* Supplied passage
-- START --
## amistre64 3 years ago Well thats not very comforting ...

1. amistre64

My math teacher says that she could not understand my write up

2. amistre64

It was of course not meant to be a professional dissertation, but just a means of explaining how I got to the final outcome ...

3. satellite73

maybe his/her computer didn't have microsoft word

4. amistre64

all the school computers have MS Word installed

5. amistre64

and if not, the attachment could have been opened in the webpage that the faculty email account uses.

6. satellite73

maybe he/she expected $$a_1=2, a_2=3, a_n=a_{n-1}a_{n-2}$$

7. amistre64

maybe ... but thats just too mundane.

8. satellite73

i would say this is pretty damn cool. but then again i am too old to know what is cool

9. amistre64

she even said my setup did not match the 2,3,6 ... which leads me to believe that she either used the wrong expression, or was trying to integrate this along successive intervals ([0,1],[1,2],[2,3]) instead of cumulative intervals ([0,1],[0,2],[0,3]).

10. amistre64

by the very design of it, it matches. the area from 0 to 1 is 2 the area from 1 to 2 is 1 , 2+1 = 3 the area from 2 to 3 is 3 , 2+1+3 = 6

11. amistre64

i did learn how to integrate an absolute value tho :) I had gotten it to$\int |x|dx=\frac{x^2}{2}+C$but I couldnt get past that and had to look it up; i was thiiissss close :)$\int |x|dx=\frac{x|x|}{2}+C$

12. amistre64

lol, I also figured out the mystery behind continued fractions, at least for rational values $\frac{9}{49}=\frac{1}{49/9}$ $\frac{1}{49/9}=\cfrac{1}{5+\cfrac{4}{9}}=\cfrac{1}{5+\cfrac{1}{9/4}}...$

13. amistre64

I feel like David Bowie in the Labrynth

14. amistre64

I devised a way to get an equation with a curve in it too; if we construct the absolute values to match the slopes we want; then integrating it produces the desired graph:|dw:1346851055201:dw|

15. amistre64

well, something better shaped that that id imagine lol
-- END --
* Provided material
-- START --
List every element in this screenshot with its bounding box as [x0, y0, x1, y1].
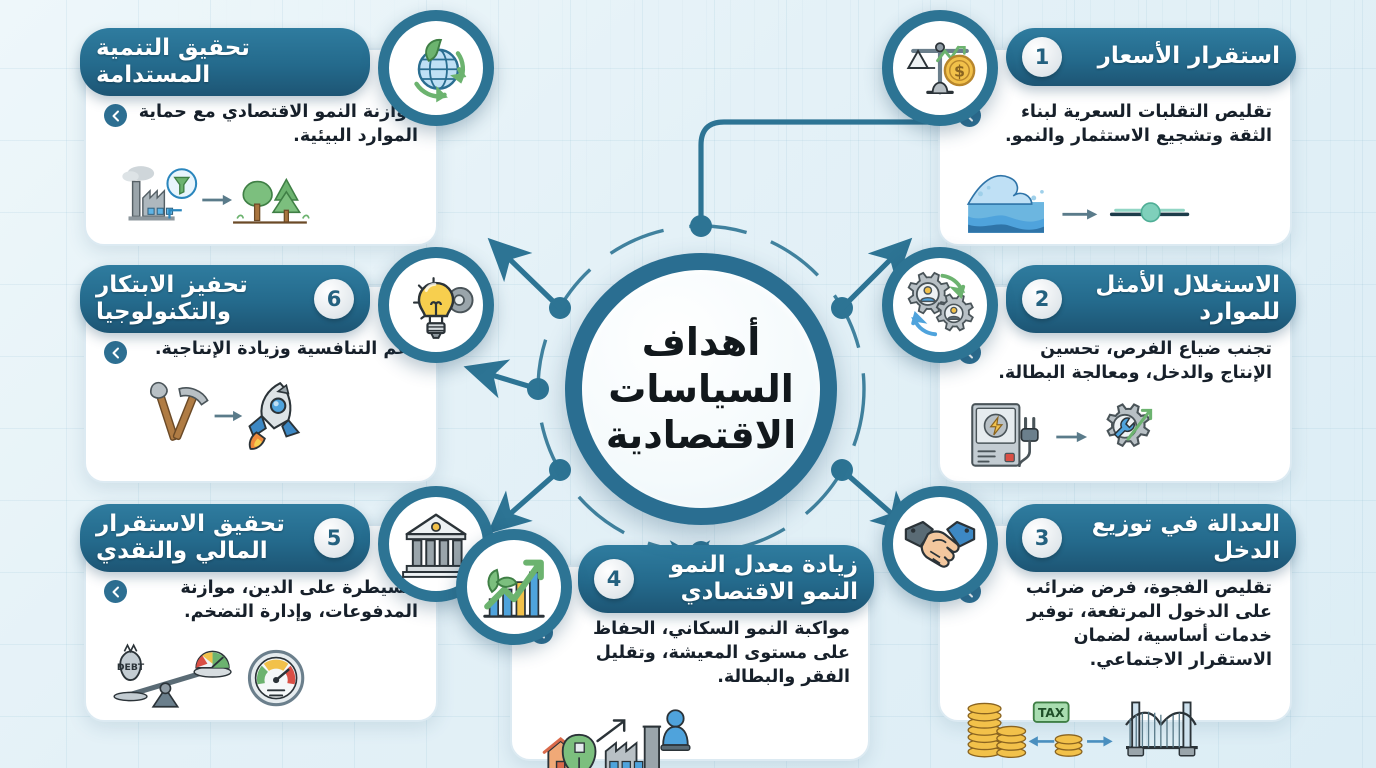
-- END --
Rewrite the forum thread starting at "all the school" and ending at "just too mundane.", putting "boring" in place of "mundane".

all the school computers have MS Word installed

5. amistre64

and if not, the attachment could have been opened in the webpage that the faculty email account uses.

6. satellite73

maybe he/she expected $$a_1=2, a_2=3, a_n=a_{n-1}a_{n-2}$$

7. amistre64

maybe ... but thats just too boring.